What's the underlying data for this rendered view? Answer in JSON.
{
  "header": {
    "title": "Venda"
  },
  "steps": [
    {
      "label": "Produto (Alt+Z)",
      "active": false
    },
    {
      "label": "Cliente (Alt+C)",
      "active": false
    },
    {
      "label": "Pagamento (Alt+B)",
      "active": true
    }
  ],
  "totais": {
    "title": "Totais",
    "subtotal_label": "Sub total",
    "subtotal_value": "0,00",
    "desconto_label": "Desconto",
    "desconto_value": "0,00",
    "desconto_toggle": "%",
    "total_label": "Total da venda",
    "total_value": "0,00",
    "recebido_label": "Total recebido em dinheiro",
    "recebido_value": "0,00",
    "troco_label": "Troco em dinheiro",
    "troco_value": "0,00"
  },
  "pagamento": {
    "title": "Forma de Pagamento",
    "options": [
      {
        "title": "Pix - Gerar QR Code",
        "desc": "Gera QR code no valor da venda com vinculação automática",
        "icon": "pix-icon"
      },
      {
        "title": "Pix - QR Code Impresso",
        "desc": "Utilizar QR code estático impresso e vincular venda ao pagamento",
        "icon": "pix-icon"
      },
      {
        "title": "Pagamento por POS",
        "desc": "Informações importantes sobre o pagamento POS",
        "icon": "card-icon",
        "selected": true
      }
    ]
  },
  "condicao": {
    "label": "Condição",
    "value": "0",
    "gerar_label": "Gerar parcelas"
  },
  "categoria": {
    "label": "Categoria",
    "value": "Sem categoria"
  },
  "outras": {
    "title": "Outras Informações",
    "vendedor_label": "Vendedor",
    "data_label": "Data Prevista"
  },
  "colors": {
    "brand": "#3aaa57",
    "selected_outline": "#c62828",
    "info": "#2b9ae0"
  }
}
:::
Using the records above, find and show each line with the string "dinheiro".

    "recebido_label": "Total recebido em dinheiro",
    "troco_label": "Troco em dinheiro",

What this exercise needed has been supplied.